_TEXT PROVIDED_
# # # # #

Sparse canonical correlation analysis relates network-level atrophy to multivariate cognitive measures in a neurodegenerative population
Brian B. Avants, David J. Libon, Katya Rascovsky, Ashley Boller, Corey T. McMillan, Lauren Massimo, H. Branch Coslett, Anjan Chatterjee, Rachel G. Gross and Murray Grossman
Alzheimer disease Frontotemporal lobar degeneration MRI PBAC Philadelphia Brief Assessment of Cognition Sparse canonical correlation analysis
This study establishes that sparse canonical correlation analysis (SCCAN) identifies generalizable, structural MRI-derived cortical networks that relate to five distinct categories of cognition. We obtain multivariate psychometrics from the domain-specific sub-scales of the Philadelphia Brief Assessment of Cognition (PBAC). By using a training and separate testing stage, we find that PBAC-defined cognitive domains of language, visuospatial functioning, episodic memory, executive control, and social functioning correlate with unique and distributed areas of gray matter (GM). In contrast, a parallel univariate framework fails to identify, from the training data, regions that are also significant in the left-out test dataset. The cohort includes164 patients with Alzheimer's disease, behavioral-variant frontotemporal dementia, semantic variant primary progressive aphasia, non-fluent/agrammatic primary progressive aphasia, or corticobasal syndrome. The analysis is implemented with open-source software for which we provide examples in the text. In conclusion, we show that multivariate techniques identify biologically-plausible brain regions supporting specific cognitive domains. The findings are identified in training data and confirmed in test data.
•Identify the neural substrate supporting cognitive domains measured by the PBAC.•Contribute sparse canonical correlation analysis for neuroimaging (SCCAN) software.•Show regions uncovered by SCCAN in training data generalize to test data.•SCCAN improves generalizability over a statistical ROI defined by univariate methods.

# # # # #

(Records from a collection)
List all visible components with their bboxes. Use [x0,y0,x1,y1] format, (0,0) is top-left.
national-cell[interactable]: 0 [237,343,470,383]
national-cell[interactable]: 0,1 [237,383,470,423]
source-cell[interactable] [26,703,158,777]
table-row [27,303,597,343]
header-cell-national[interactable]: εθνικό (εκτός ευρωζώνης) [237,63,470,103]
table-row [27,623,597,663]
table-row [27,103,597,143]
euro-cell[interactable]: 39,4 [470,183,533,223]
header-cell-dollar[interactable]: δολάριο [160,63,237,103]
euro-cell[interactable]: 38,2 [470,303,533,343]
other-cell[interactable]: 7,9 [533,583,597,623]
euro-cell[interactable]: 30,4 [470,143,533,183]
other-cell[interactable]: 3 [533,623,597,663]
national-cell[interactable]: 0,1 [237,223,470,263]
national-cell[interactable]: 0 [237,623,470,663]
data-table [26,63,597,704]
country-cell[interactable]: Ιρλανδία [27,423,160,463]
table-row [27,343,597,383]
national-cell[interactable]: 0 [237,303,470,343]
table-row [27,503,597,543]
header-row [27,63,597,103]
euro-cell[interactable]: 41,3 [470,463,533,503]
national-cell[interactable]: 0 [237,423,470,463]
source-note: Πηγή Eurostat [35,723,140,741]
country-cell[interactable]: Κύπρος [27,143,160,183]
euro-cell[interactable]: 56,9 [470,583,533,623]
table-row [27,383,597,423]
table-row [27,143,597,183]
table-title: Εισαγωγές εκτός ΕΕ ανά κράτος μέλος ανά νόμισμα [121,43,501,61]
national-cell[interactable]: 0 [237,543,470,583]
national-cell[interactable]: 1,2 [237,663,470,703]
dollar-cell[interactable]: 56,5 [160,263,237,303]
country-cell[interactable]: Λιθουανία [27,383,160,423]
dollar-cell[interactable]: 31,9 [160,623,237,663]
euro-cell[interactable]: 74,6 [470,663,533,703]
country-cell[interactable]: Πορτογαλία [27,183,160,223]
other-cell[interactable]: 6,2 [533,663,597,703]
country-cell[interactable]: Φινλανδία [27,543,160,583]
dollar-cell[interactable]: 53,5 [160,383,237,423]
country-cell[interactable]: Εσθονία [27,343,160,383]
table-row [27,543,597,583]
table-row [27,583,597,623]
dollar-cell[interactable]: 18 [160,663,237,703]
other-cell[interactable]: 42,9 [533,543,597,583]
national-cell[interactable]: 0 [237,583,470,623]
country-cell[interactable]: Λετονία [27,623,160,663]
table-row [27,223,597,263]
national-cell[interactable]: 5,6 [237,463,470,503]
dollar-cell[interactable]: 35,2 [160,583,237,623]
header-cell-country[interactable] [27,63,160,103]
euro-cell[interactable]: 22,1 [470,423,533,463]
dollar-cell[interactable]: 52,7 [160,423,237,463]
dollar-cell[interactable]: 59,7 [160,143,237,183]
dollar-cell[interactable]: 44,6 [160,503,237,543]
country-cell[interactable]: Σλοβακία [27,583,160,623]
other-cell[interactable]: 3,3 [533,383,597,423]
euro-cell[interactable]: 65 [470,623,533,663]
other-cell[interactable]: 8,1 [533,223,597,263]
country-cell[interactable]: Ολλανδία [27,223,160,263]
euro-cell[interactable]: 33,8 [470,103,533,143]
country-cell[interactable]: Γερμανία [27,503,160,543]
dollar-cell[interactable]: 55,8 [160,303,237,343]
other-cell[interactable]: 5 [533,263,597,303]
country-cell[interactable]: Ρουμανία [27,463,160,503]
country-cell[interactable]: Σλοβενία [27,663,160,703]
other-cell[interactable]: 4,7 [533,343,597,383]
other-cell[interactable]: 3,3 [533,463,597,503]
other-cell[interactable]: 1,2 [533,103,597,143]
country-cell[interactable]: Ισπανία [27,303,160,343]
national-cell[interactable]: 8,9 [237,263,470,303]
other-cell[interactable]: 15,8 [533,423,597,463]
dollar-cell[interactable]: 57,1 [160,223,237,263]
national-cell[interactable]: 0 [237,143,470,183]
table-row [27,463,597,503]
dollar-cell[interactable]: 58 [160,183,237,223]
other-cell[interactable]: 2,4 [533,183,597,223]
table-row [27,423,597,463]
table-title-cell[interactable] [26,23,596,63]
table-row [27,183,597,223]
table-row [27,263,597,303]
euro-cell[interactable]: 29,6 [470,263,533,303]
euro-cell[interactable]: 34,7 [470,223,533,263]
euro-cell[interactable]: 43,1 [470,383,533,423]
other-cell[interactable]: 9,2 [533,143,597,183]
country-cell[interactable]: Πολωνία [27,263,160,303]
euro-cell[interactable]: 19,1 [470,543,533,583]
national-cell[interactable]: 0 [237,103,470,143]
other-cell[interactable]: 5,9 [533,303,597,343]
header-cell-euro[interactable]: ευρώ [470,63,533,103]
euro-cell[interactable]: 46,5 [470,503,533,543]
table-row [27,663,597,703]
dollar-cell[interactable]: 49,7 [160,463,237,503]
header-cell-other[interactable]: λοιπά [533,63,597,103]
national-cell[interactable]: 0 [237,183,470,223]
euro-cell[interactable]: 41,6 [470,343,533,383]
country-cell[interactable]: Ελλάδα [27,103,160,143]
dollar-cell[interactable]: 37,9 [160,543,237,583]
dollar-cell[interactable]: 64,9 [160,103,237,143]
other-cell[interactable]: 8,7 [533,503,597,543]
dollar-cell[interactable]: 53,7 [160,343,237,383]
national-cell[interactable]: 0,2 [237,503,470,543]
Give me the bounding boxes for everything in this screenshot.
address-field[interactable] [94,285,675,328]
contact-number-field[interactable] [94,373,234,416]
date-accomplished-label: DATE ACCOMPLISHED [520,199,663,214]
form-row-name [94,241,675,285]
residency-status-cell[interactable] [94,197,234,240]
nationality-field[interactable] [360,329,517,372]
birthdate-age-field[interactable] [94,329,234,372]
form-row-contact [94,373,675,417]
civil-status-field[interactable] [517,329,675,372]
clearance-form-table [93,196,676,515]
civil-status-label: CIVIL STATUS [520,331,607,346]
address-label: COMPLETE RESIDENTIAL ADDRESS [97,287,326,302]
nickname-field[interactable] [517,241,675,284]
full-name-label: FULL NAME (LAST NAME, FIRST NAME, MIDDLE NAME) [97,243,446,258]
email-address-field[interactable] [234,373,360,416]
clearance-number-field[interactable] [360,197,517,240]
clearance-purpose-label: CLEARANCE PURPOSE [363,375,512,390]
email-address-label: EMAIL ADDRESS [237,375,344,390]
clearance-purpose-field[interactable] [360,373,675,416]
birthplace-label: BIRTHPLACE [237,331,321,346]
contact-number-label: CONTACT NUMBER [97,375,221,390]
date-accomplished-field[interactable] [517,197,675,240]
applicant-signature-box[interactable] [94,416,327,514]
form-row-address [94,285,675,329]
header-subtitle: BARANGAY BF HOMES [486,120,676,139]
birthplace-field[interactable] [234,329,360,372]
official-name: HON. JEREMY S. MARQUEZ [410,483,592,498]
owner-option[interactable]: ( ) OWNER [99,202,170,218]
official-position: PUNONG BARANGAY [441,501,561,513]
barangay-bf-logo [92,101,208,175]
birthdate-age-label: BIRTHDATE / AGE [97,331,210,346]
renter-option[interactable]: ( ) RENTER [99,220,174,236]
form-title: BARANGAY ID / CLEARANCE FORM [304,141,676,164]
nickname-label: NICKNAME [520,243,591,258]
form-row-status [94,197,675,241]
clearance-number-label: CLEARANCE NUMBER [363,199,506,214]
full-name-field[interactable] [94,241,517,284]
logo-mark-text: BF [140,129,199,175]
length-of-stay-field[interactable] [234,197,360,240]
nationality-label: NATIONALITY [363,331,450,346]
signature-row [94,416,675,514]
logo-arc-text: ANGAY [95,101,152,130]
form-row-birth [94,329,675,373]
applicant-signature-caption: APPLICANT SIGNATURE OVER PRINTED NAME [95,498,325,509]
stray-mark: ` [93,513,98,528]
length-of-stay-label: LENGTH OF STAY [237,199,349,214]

# # # # #

_DESCRIPTION OF THE TASK_
Answer these questions about the abstract on sparse canonical correlation analysis:
1. Which assessment's sub-scales supply the multivariate psychometrics?
2. What fails to identify, from the training data, regions that are also significant in the left-out test dataset?
3. What kind of software is the analysis implemented with?
Rely only on the text for what comes next.

_RESULT BELOW_
1. The Philadelphia Brief Assessment of Cognition (PBAC).
2. A parallel univariate framework.
3. Open-source software.